** START OF Input data **

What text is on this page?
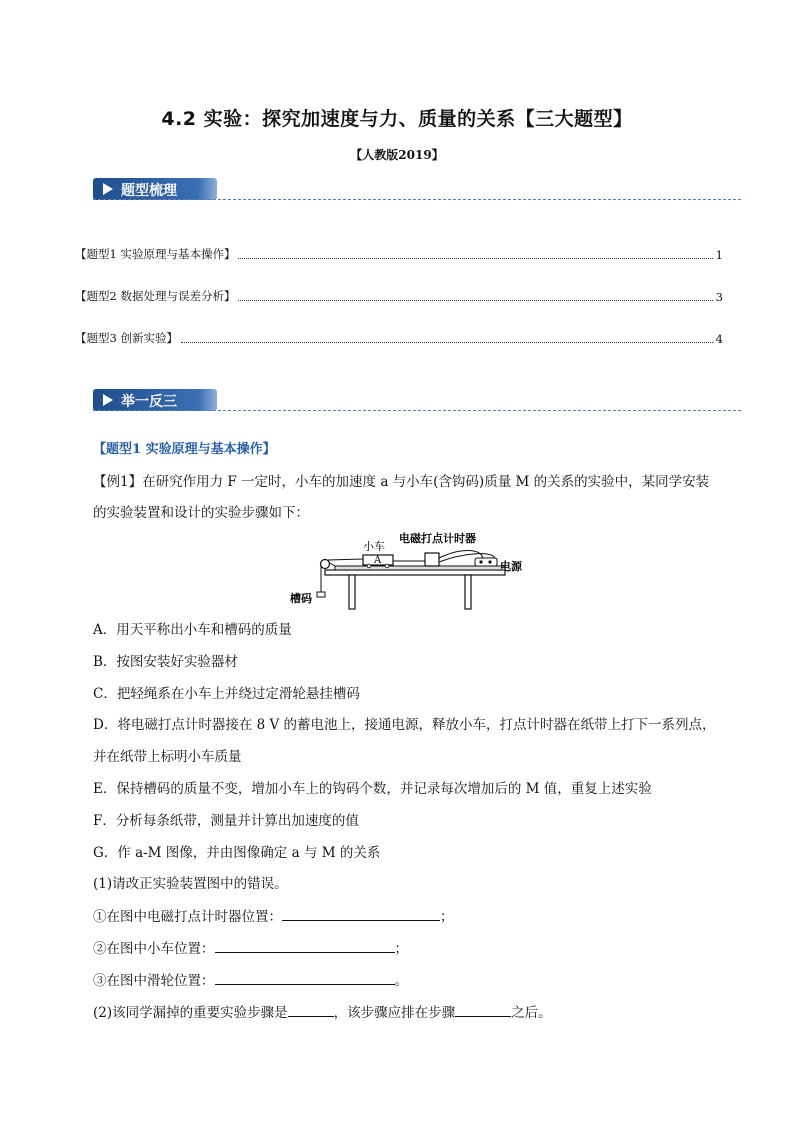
4.2 实验：探究加速度与力、质量的关系【三大题型】
【人教版2019】
题型梳理
【题型1 实验原理与基本操作】	1
【题型2 数据处理与误差分析】	3
【题型3 创新实验】	4
举一反三
【题型1 实验原理与基本操作】
【例1】在研究作用力 F 一定时，小车的加速度 a 与小车(含钩码)质量 M 的关系的实验中，某同学安装
的实验装置和设计的实验步骤如下：
A
小车
电磁打点计时器
电源
槽码
A．用天平称出小车和槽码的质量
B．按图安装好实验器材
C．把轻绳系在小车上并绕过定滑轮悬挂槽码
D．将电磁打点计时器接在 8 V 的蓄电池上，接通电源，释放小车，打点计时器在纸带上打下一系列点，
并在纸带上标明小车质量
E．保持槽码的质量不变，增加小车上的钩码个数，并记录每次增加后的 M 值，重复上述实验
F．分析每条纸带，测量并计算出加速度的值
G．作 a-M 图像，并由图像确定 a 与 M 的关系
(1)请改正实验装置图中的错误。
①在图中电磁打点计时器位置：	；
②在图中小车位置：	；
③在图中滑轮位置：	。
(2)该同学漏掉的重要实验步骤是	，该步骤应排在步骤	之后。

** END OF Input data **

--- Goal ---
Restate the entire listing word for word, excluding pictures.

--- Exercise solution ---
What text is on this page?
4.2 实验：探究加速度与力、质量的关系【三大题型】
【人教版2019】
题型梳理
【题型1 实验原理与基本操作】	1
【题型2 数据处理与误差分析】	3
【题型3 创新实验】	4
举一反三
【题型1 实验原理与基本操作】
【例1】在研究作用力 F 一定时，小车的加速度 a 与小车(含钩码)质量 M 的关系的实验中，某同学安装
的实验装置和设计的实验步骤如下：
A
小车
电磁打点计时器
电源
槽码
A．用天平称出小车和槽码的质量
B．按图安装好实验器材
C．把轻绳系在小车上并绕过定滑轮悬挂槽码
D．将电磁打点计时器接在 8 V 的蓄电池上，接通电源，释放小车，打点计时器在纸带上打下一系列点，
并在纸带上标明小车质量
E．保持槽码的质量不变，增加小车上的钩码个数，并记录每次增加后的 M 值，重复上述实验
F．分析每条纸带，测量并计算出加速度的值
G．作 a-M 图像，并由图像确定 a 与 M 的关系
(1)请改正实验装置图中的错误。
①在图中电磁打点计时器位置：	；
②在图中小车位置：	；
③在图中滑轮位置：	。
(2)该同学漏掉的重要实验步骤是	，该步骤应排在步骤	之后。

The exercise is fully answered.